Here the job is to transcribe only the lines from the one containing "OCR this image." through the last line below, exactly as written; please leave out pictures.

[Dataset items]

★ ★ ★

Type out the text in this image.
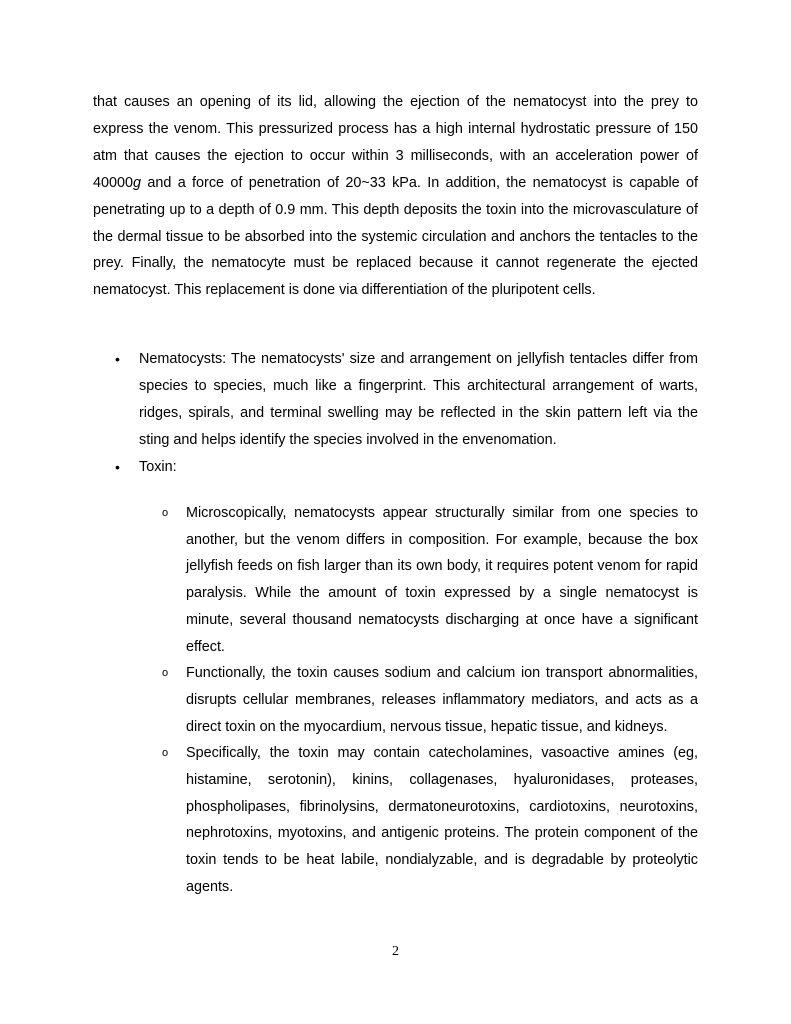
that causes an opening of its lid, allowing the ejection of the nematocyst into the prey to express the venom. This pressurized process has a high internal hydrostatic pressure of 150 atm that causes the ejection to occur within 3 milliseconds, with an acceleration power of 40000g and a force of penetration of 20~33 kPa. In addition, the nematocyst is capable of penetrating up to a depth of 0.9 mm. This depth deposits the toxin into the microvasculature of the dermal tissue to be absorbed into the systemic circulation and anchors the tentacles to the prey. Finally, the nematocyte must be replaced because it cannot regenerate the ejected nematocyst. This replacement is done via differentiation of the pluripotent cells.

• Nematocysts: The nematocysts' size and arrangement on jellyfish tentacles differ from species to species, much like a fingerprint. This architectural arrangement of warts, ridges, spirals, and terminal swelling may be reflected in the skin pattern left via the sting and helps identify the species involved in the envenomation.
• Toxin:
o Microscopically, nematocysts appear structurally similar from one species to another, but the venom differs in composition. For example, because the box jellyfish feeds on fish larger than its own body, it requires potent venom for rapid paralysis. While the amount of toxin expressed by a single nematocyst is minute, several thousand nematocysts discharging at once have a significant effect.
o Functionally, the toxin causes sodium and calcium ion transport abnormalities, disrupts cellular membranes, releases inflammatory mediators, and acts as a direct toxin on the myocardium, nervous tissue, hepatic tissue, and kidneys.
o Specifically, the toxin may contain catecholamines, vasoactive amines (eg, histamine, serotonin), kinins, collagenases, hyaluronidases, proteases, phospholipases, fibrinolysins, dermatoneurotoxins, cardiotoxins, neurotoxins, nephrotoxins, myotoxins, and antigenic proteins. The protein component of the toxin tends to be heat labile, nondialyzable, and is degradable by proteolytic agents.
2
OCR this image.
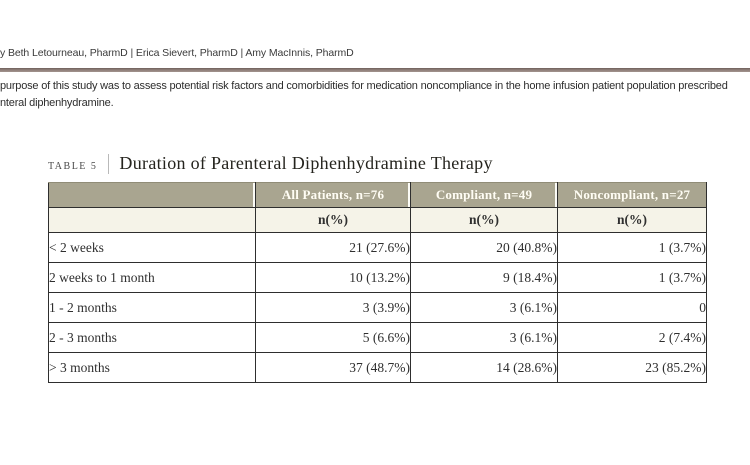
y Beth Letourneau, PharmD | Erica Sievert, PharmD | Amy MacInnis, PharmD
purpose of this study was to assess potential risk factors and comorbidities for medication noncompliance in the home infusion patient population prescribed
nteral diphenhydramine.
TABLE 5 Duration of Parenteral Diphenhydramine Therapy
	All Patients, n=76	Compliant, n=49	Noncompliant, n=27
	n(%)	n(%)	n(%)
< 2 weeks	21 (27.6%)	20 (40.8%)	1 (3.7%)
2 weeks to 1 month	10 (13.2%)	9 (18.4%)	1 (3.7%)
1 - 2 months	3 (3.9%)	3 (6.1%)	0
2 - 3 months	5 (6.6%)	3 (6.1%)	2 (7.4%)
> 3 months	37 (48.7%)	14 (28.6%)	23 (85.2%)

★ ★ ★

## TASK SOLUTION
OCR this image.
y Beth Letourneau, PharmD | Erica Sievert, PharmD | Amy MacInnis, PharmD
purpose of this study was to assess potential risk factors and comorbidities for medication noncompliance in the home infusion patient population prescribed
nteral diphenhydramine.
TABLE 5 Duration of Parenteral Diphenhydramine Therapy
	All Patients, n=76	Compliant, n=49	Noncompliant, n=27
	n(%)	n(%)	n(%)
< 2 weeks	21 (27.6%)	20 (40.8%)	1 (3.7%)
2 weeks to 1 month	10 (13.2%)	9 (18.4%)	1 (3.7%)
1 - 2 months	3 (3.9%)	3 (6.1%)	0
2 - 3 months	5 (6.6%)	3 (6.1%)	2 (7.4%)
> 3 months	37 (48.7%)	14 (28.6%)	23 (85.2%)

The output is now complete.